ТЕКСТ ДЛЯ ЧТЕНИЯ:
★ ★ ★ ★ ★ ★ ★
Например, сцена в горах. Артисты удачно расположены режиссером; в их гриме, одежде, в положениях все естественно и жизненно. Но вся эта “правда” мало гармонировала с “правдой” звучания хора, который замечательно поет а-капелльно. Получилось так: слышалось “ангельское” (в аллегорическом, конечно, смысле) пение, а виделись суровые лица обездоленных людей, которым были под стать кирки, кинжалы и мушкеты. Перенесите все в условную правду — это будет закономерно! В Болгарии — горы: это правда. Высоко над ними облака — тоже правда. Сквозь их движение то вырисовываются, то исчезают блики лиц. И тогда горе народа в звучании хора будет правдой, главное, это будет правдой звуковой и зрительной.
Хотелось бы и большей поэтичности в работе постановочной части: какой бы, например, дала эффект небольшая дымка облаков в этой же сцене, то закрывающая поющий хор, то открывающая его; фантастика тут была бы закономерна и дружна с правдой. Такой прием дал бы лучшее ощущение прелести национального колорита.
Жар-птицу нельзя показывать на сцене в то время, когда музыкальная ткань в оркестре не соответствует этому образу. Композитор Л. Пипков эти тончайшие детали учитывает, а режиссеры нет. Сложно это? Нет. Простое разногласие, простое разрушение формы.
Все это относится не только к болгарской опере.
Душа народа познается и по малой форме...
Мне кажется, что сейчас уже на отливе находится гигантомания. Порой чувство досады вызывает тот факт, что на сцене хор в составе 40—50 человек, а в оркестре — 100—115 музыкантов. Это является попросту н а р у ш е н и е м звуковой волны и вокальной дисциплины. Или все время надо петь напряженным голосом и прорезать эту оркестровую гущу, или ждать того счастливого случая, когда дирижер будет добиваться гармонического звучания с п е к т а к л я, а не к о н ц е р т а симфонического оркестра с подпевкой солистов.
Надо ли стремиться во всех случаях к огромным масштабам?
К нам часто приезжают зарубежные артисты небольшими группами, даже в составе двух-трех человек. И познаешь их искусство не с меньшим, а порой и с большим удовлетворением, чем то, что рассчитано на “грандиозо”.
“Манией грандиоза” заболели многие театры — и Киевский, и Ленинградский, и другие. Особенно подвержены гигантомании некоторые дирижеры и директора театров, которые хотели, видимо, тем самым закрепить свое имя в истории искусства. Если, мол, их вспомнить нечем, то скажут: “При таком-то был увеличен оркестр с 40 до 100 человек!” Масштаб зла не тот, чтобы сравнивать этих деятелей с Геростратом, но зло есть, и весьма существенное. Эти люди, видимо, не подумали об акустике. И не такие уж были беспомощные, вероятно, строители старых театральных зданий: они учитывали законы музыкального звучания.
★ ★ ★ ★ ★ ★ ★
ЗАДАНИЯ:
1. Перечислите предметы, которые, согласно тексту об оперной постановке, были под стать суровым лицам обездоленных людей в сцене в горах.
2. Переведите на английский язык предложение из текста об оперной постановке: «Жар-птицу нельзя показывать на сцене в то время, когда музыкальная ткань в оркестре не соответствует этому образу».
3. Процитируйте отрывок из текста об оперной постановке между словами «К нам часто» и «законы музыкального звучания.» включительно.

ИСХОДНЫЕ ДАННЫЕ:
★ ★ ★ ★ ★ ★ ★
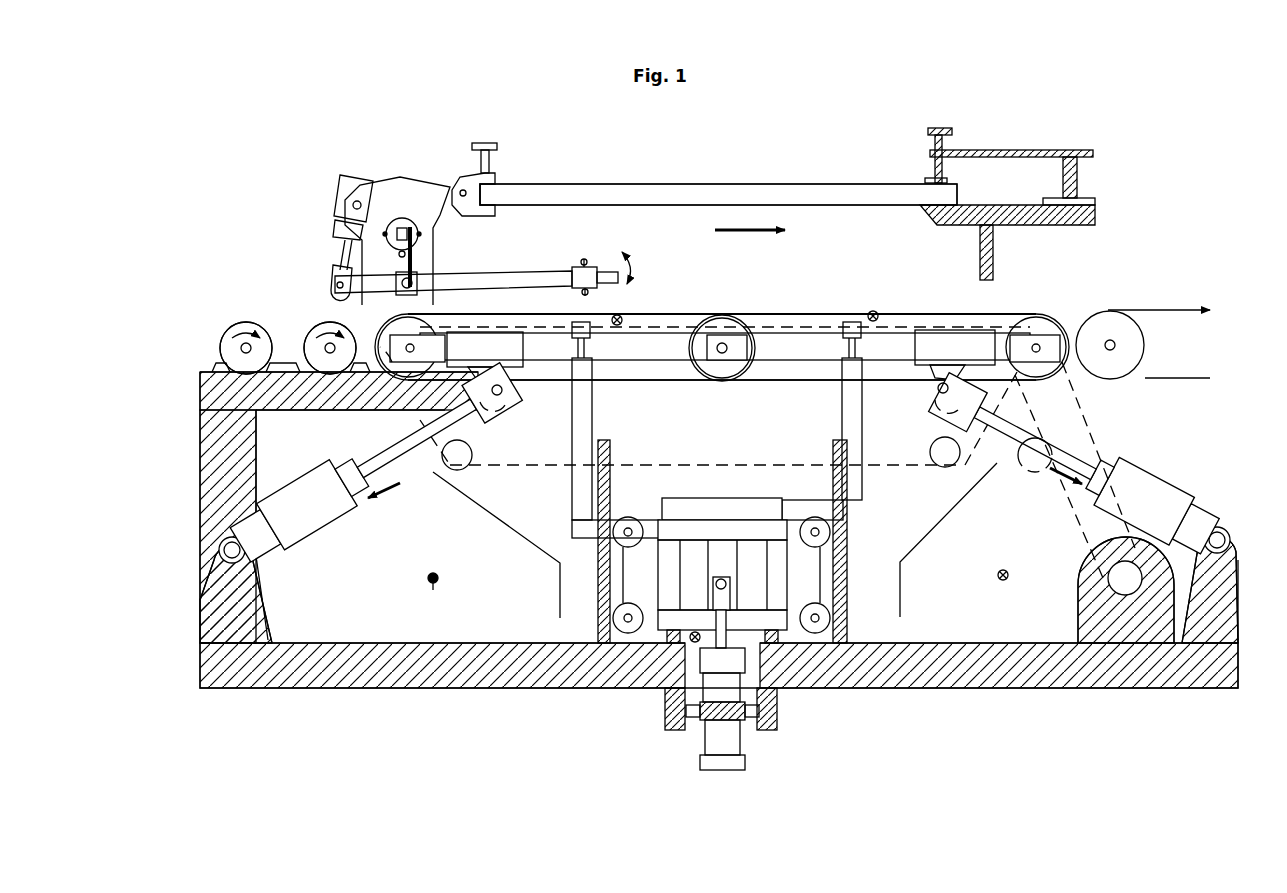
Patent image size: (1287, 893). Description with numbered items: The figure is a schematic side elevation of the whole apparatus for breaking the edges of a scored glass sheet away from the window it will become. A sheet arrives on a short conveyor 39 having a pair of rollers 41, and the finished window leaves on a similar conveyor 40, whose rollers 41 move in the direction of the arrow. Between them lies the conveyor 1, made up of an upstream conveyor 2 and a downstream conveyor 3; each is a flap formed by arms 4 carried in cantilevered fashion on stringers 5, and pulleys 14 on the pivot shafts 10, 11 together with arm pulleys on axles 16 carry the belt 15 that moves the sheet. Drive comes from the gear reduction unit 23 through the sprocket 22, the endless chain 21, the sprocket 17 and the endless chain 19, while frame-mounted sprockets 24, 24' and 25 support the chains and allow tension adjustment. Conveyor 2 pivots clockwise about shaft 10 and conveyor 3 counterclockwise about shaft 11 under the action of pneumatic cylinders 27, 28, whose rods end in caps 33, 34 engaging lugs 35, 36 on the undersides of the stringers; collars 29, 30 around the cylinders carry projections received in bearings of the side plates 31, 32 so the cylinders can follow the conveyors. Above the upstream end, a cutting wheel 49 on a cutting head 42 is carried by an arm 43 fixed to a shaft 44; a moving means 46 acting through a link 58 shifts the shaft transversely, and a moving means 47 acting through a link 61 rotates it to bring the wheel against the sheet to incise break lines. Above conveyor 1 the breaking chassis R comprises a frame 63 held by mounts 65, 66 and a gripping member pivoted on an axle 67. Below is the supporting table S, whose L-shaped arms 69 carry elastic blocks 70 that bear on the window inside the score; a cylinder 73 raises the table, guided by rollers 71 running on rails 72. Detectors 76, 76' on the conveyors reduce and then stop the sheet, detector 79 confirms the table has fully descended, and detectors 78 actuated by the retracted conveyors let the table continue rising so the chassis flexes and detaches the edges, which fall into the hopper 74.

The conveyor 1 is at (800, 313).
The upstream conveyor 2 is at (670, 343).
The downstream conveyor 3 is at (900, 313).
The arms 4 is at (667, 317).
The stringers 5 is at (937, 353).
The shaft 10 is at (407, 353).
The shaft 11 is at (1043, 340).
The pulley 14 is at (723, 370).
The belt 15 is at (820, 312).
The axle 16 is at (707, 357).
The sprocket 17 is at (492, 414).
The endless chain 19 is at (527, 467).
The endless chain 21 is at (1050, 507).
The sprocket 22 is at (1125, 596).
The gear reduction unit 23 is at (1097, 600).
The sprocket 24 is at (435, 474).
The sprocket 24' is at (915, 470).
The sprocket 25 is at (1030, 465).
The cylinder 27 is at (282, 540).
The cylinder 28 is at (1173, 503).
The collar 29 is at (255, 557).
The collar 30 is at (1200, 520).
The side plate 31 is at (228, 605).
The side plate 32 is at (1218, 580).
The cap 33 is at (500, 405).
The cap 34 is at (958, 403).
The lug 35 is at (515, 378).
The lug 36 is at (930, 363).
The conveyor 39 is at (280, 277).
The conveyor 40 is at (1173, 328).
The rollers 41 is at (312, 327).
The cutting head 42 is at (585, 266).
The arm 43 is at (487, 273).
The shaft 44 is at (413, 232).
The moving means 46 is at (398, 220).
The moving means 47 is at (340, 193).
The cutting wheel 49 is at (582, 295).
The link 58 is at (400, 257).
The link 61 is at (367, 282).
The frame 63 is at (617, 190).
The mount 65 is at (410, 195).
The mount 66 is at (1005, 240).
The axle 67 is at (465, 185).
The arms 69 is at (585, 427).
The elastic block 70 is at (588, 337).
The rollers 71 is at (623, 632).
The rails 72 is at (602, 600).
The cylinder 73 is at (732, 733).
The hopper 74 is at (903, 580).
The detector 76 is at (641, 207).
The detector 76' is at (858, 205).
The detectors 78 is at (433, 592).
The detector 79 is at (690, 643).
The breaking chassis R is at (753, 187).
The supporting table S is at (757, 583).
★ ★ ★ ★ ★ ★ ★
РЕШЕНИЯ ЗАДАЧ:
1. Кирки, кинжалы, мушкеты.

2. The Firebird must not be shown on stage at a time when the musical texture in the orchestra does not correspond to this image.

3.
К нам часто приезжают зарубежные артисты небольшими группами, даже в составе двух-трех человек. И познаешь их искусство не с меньшим, а порой и с большим удовлетворением, чем то, что рассчитано на “грандиозо”.
“Манией грандиоза” заболели многие театры — и Киевский, и Ленинградский, и другие. Особенно подвержены гигантомании некоторые дирижеры и директора театров, которые хотели, видимо, тем самым закрепить свое имя в истории искусства. Если, мол, их вспомнить нечем, то скажут: “При таком-то был увеличен оркестр с 40 до 100 человек!” Масштаб зла не тот, чтобы сравнивать этих деятелей с Геростратом, но зло есть, и весьма существенное. Эти люди, видимо, не подумали об акустике. И не такие уж были беспомощные, вероятно, строители старых театральных зданий: они учитывали законы музыкального звучания.